[Stored data entries]
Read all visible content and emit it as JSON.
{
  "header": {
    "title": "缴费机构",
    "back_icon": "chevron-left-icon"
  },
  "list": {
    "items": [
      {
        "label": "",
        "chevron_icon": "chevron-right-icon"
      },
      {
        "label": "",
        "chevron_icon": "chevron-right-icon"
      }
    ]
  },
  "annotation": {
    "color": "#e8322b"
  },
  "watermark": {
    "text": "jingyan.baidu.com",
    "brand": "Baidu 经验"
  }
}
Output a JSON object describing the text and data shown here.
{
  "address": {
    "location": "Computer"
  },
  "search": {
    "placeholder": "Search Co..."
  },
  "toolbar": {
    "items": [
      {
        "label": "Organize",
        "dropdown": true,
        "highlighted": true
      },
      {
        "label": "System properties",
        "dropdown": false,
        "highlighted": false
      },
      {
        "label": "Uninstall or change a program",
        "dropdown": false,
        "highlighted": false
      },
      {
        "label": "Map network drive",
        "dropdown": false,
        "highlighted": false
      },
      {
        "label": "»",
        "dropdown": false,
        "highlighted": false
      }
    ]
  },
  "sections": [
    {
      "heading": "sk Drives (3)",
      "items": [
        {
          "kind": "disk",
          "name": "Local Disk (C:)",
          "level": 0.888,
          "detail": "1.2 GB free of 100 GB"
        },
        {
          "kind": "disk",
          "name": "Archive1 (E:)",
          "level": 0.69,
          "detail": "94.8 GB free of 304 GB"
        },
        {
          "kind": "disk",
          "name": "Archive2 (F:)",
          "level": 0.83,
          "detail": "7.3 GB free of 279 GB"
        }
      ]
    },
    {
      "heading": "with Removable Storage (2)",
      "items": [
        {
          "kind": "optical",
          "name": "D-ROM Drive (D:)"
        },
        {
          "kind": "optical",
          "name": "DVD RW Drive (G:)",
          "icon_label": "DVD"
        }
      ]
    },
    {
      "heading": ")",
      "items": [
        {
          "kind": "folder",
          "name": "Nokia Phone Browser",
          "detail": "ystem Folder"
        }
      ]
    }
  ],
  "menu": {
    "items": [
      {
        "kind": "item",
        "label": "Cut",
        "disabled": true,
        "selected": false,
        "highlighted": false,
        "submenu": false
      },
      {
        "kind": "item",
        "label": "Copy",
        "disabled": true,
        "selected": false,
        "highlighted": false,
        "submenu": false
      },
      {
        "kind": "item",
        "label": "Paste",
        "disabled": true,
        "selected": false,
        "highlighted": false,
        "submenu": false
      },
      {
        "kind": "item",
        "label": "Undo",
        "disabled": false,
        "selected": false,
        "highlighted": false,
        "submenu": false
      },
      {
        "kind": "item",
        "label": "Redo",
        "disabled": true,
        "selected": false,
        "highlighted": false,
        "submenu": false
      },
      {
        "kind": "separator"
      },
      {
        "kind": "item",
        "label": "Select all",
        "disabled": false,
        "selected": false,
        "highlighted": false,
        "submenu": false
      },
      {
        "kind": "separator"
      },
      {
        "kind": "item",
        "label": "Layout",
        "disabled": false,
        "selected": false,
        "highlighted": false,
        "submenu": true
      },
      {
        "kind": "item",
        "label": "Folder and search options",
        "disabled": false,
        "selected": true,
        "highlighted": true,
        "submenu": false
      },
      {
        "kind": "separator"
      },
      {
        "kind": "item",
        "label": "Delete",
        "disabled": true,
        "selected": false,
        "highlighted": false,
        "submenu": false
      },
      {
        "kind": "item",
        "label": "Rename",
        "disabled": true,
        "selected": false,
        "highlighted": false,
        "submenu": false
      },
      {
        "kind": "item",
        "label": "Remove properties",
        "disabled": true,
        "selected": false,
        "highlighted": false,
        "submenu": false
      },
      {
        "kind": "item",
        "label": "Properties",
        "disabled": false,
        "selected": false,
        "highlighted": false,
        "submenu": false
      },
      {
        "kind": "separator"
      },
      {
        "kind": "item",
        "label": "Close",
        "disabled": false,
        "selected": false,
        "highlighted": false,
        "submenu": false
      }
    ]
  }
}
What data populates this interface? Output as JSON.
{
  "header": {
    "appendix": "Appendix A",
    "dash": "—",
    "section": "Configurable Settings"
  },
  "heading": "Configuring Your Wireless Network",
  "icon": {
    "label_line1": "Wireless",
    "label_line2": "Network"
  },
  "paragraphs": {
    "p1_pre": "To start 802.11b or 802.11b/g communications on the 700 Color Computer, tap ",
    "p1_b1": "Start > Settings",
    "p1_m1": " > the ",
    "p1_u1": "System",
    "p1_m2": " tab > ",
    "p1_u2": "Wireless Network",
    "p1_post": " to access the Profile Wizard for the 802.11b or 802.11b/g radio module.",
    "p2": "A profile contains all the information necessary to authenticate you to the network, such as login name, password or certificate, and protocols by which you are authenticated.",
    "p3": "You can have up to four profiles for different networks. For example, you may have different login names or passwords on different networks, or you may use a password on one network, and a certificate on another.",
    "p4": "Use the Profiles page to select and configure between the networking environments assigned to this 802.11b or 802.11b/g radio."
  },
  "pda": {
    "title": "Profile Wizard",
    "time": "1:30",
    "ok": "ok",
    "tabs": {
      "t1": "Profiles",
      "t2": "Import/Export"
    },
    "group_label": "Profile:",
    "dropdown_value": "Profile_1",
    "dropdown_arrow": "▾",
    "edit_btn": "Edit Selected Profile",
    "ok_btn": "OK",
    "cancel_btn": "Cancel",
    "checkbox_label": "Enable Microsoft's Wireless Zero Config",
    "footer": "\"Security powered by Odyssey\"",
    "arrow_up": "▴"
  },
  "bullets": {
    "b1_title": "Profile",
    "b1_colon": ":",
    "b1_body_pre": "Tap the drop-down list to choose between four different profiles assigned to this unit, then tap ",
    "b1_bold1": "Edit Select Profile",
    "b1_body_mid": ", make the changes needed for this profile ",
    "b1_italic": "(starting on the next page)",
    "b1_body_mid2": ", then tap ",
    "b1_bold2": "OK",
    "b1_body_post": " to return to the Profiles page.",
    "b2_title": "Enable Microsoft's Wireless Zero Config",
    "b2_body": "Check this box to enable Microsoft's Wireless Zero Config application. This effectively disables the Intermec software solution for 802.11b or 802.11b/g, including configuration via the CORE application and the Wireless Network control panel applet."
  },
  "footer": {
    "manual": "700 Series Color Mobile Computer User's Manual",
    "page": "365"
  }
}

● Work to be completed:
Select the lines from the entries that include the word "four".

● Finished answer:
    "p3": "You can have up to four profiles for different networks. For example, you may have different login names or passwords on different networks, or you may use a password on one network, and a certificate on another.",
    "b1_body_pre": "Tap the drop-down list to choose between four different profiles assigned to this unit, then tap ",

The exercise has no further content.